Objective: Wherever a line below holds the word "However", copy that line.

Stored data:
-----

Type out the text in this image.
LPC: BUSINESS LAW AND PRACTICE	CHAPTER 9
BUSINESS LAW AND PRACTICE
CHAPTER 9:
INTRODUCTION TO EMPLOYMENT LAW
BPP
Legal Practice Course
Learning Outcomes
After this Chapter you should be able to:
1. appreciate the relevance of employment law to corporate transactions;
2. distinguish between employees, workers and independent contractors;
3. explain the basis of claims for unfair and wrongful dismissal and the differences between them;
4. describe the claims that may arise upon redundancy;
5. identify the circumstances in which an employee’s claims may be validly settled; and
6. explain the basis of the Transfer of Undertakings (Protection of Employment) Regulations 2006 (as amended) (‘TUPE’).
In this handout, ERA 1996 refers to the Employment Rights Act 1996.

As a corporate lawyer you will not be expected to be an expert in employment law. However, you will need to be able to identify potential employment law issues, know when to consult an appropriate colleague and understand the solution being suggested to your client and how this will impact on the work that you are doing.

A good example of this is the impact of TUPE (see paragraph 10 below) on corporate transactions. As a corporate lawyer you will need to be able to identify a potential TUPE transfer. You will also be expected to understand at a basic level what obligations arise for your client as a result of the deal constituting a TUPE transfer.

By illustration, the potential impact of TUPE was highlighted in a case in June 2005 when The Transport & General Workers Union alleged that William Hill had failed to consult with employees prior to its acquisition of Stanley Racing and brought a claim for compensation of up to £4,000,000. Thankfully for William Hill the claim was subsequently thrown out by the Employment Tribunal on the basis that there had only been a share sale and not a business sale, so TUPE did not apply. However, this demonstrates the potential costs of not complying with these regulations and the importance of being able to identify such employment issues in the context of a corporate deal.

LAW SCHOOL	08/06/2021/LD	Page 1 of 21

-----

Final result:
As a corporate lawyer you will not be expected to be an expert in employment law. However, you will need to be able to identify potential employment law issues, know when to consult an appropriate colleague and understand the solution being suggested to your client and how this will impact on the work that you are doing.
By illustration, the potential impact of TUPE was highlighted in a case in June 2005 when The Transport & General Workers Union alleged that William Hill had failed to consult with employees prior to its acquisition of Stanley Racing and brought a claim for compensation of up to £4,000,000. Thankfully for William Hill the claim was subsequently thrown out by the Employment Tribunal on the basis that there had only been a share sale and not a business sale, so TUPE did not apply. However, this demonstrates the potential costs of not complying with these regulations and the importance of being able to identify such employment issues in the context of a corporate deal.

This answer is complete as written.